What needs to be done
Transcribe the material word for word, but without the images.

Extracted information
-.-.-
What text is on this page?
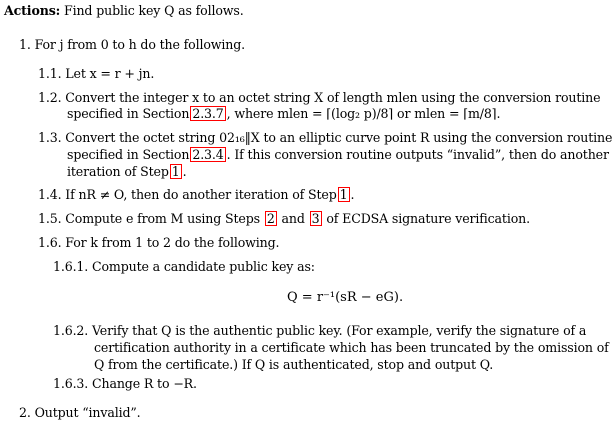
Actions: Find public key Q as follows.
1. For j from 0 to h do the following.
1.1. Let x = r + jn.
1.2. Convert the integer x to an octet string X of length mlen using the conversion routine
specified in Section 2.3.7 , where mlen = ⌈(log₂ p)/8⌉ or mlen = ⌈m/8⌉.
1.3. Convert the octet string 02₁₆‖X to an elliptic curve point R using the conversion routine
specified in Section 2.3.4 . If this conversion routine outputs “invalid”, then do another
iteration of Step 1 .
1.4. If nR ≠ O, then do another iteration of Step 1 .
1.5. Compute e from M using Steps 2 and 3 of ECDSA signature verification.
1.6. For k from 1 to 2 do the following.
1.6.1. Compute a candidate public key as:
Q = r⁻¹(sR − eG).
1.6.2. Verify that Q is the authentic public key. (For example, verify the signature of a
certification authority in a certificate which has been truncated by the omission of
Q from the certificate.) If Q is authenticated, stop and output Q.
1.6.3. Change R to −R.
2. Output “invalid”.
-.-.-
Response for this exercise
What text is on this page?
Actions: Find public key Q as follows.
1. For j from 0 to h do the following.
1.1. Let x = r + jn.
1.2. Convert the integer x to an octet string X of length mlen using the conversion routine
specified in Section 2.3.7 , where mlen = ⌈(log₂ p)/8⌉ or mlen = ⌈m/8⌉.
1.3. Convert the octet string 02₁₆‖X to an elliptic curve point R using the conversion routine
specified in Section 2.3.4 . If this conversion routine outputs “invalid”, then do another
iteration of Step 1 .
1.4. If nR ≠ O, then do another iteration of Step 1 .
1.5. Compute e from M using Steps 2 and 3 of ECDSA signature verification.
1.6. For k from 1 to 2 do the following.
1.6.1. Compute a candidate public key as:
Q = r⁻¹(sR − eG).
1.6.2. Verify that Q is the authentic public key. (For example, verify the signature of a
certification authority in a certificate which has been truncated by the omission of
Q from the certificate.) If Q is authenticated, stop and output Q.
1.6.3. Change R to −R.
2. Output “invalid”.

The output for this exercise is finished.